▸ **DATA IN THIS EXERCISE**
*-*-*

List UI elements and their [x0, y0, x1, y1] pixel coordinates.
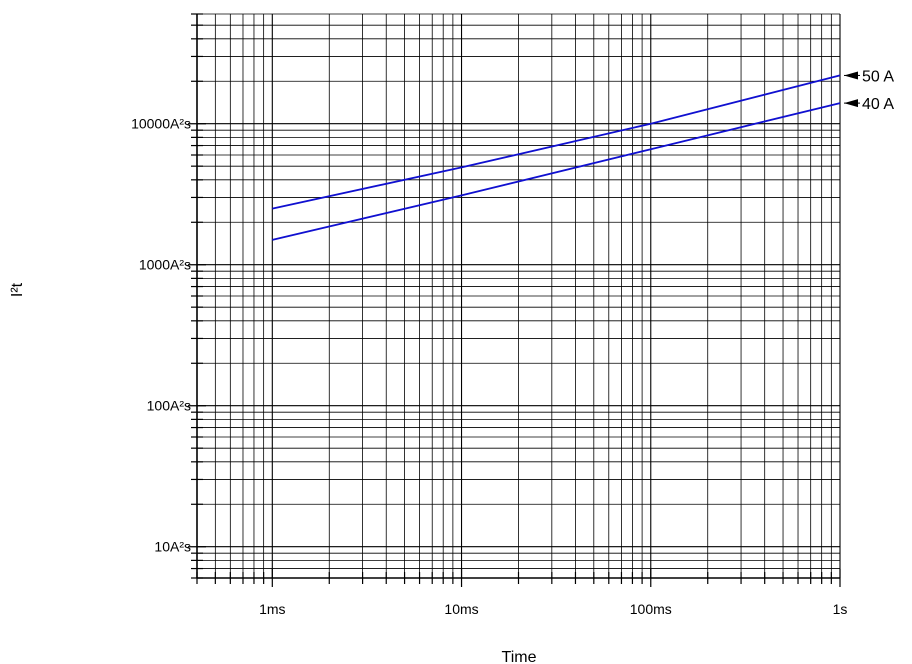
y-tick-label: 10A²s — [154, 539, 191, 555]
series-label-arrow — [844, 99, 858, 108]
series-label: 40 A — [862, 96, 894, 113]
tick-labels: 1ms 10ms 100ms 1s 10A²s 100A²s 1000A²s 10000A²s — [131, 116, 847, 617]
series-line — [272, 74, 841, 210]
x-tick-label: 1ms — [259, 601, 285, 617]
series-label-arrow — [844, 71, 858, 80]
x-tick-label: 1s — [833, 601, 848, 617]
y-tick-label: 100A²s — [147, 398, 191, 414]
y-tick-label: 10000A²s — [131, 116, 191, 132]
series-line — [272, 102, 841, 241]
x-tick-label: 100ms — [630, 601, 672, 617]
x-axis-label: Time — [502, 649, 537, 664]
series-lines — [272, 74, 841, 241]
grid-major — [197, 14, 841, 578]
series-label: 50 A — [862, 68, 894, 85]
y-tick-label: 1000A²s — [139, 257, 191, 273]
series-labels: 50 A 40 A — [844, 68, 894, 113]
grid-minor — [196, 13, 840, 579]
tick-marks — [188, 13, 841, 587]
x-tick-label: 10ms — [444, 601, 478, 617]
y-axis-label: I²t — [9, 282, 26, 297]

*-*-*

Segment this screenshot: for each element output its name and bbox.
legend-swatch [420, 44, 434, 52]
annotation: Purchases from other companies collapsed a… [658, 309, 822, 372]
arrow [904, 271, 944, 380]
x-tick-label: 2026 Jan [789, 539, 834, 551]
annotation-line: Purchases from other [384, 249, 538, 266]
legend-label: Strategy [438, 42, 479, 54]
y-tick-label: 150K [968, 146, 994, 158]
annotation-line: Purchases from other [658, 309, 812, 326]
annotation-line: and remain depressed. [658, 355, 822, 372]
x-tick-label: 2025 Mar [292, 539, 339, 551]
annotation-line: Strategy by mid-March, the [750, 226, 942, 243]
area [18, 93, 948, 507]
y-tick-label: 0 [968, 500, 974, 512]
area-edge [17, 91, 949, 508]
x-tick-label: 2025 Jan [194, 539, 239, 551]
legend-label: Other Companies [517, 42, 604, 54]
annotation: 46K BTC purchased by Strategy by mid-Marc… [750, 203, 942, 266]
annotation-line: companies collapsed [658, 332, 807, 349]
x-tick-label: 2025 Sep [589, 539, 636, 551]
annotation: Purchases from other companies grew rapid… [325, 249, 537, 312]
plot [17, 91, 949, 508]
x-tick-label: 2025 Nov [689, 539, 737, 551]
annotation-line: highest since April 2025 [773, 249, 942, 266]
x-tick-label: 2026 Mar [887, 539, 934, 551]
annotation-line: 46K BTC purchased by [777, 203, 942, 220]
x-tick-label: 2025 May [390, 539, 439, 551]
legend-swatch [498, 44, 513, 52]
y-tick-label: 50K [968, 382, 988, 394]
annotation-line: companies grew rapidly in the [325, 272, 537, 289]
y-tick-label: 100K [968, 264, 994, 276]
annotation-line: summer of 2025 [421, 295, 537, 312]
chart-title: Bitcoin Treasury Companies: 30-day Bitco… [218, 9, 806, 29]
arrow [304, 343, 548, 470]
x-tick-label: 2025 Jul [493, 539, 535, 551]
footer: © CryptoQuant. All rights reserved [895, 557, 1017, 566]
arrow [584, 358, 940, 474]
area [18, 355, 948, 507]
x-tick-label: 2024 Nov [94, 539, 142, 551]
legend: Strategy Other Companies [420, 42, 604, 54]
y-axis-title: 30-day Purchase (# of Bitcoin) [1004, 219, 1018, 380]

*-*-*

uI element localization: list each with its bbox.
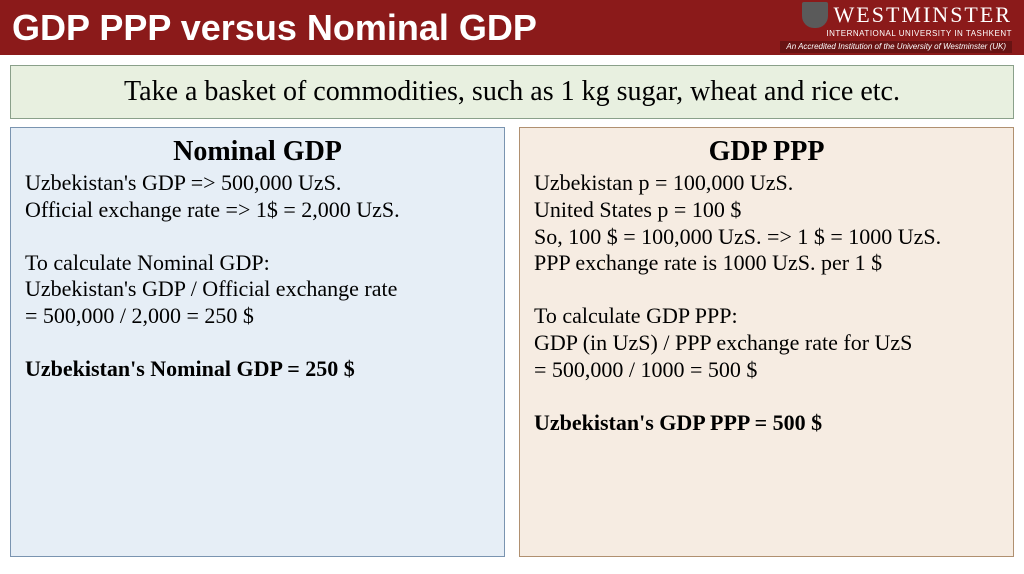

*-*-*

▸ **REQUIREMENTS**
Count the lines in the rows that contain the string "Bitcoin", matching case exactly. Give only the number.

▸ **THE ANSWER**
2